Challenge =>
Write the listing below out again exactly, dropping the images.

Exercise input =>

--

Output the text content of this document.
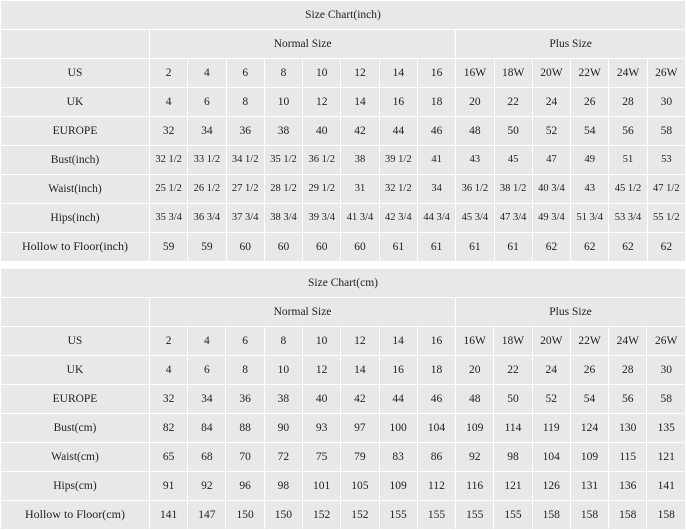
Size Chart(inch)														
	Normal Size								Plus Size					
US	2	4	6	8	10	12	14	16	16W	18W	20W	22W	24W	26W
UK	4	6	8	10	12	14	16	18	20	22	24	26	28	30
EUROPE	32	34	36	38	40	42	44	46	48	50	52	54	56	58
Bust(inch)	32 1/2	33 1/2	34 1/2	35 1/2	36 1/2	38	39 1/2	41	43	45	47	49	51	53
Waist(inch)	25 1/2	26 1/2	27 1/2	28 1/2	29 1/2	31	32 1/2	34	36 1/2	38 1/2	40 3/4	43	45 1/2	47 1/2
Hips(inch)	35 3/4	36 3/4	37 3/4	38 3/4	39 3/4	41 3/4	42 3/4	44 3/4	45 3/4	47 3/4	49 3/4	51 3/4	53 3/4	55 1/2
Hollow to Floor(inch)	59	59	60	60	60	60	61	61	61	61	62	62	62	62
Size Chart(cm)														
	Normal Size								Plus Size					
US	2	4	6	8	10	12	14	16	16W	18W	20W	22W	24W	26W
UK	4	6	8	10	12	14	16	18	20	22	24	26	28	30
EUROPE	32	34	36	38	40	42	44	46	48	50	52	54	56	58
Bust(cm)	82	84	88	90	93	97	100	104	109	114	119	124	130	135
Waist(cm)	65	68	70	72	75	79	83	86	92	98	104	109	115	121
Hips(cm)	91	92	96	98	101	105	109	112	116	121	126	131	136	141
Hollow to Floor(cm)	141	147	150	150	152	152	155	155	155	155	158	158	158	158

--

Answer below =>
Output the text content of this document.
Size Chart(inch)														
	Normal Size								Plus Size					
US	2	4	6	8	10	12	14	16	16W	18W	20W	22W	24W	26W
UK	4	6	8	10	12	14	16	18	20	22	24	26	28	30
EUROPE	32	34	36	38	40	42	44	46	48	50	52	54	56	58
Bust(inch)	32 1/2	33 1/2	34 1/2	35 1/2	36 1/2	38	39 1/2	41	43	45	47	49	51	53
Waist(inch)	25 1/2	26 1/2	27 1/2	28 1/2	29 1/2	31	32 1/2	34	36 1/2	38 1/2	40 3/4	43	45 1/2	47 1/2
Hips(inch)	35 3/4	36 3/4	37 3/4	38 3/4	39 3/4	41 3/4	42 3/4	44 3/4	45 3/4	47 3/4	49 3/4	51 3/4	53 3/4	55 1/2
Hollow to Floor(inch)	59	59	60	60	60	60	61	61	61	61	62	62	62	62
Size Chart(cm)														
	Normal Size								Plus Size					
US	2	4	6	8	10	12	14	16	16W	18W	20W	22W	24W	26W
UK	4	6	8	10	12	14	16	18	20	22	24	26	28	30
EUROPE	32	34	36	38	40	42	44	46	48	50	52	54	56	58
Bust(cm)	82	84	88	90	93	97	100	104	109	114	119	124	130	135
Waist(cm)	65	68	70	72	75	79	83	86	92	98	104	109	115	121
Hips(cm)	91	92	96	98	101	105	109	112	116	121	126	131	136	141
Hollow to Floor(cm)	141	147	150	150	152	152	155	155	155	155	158	158	158	158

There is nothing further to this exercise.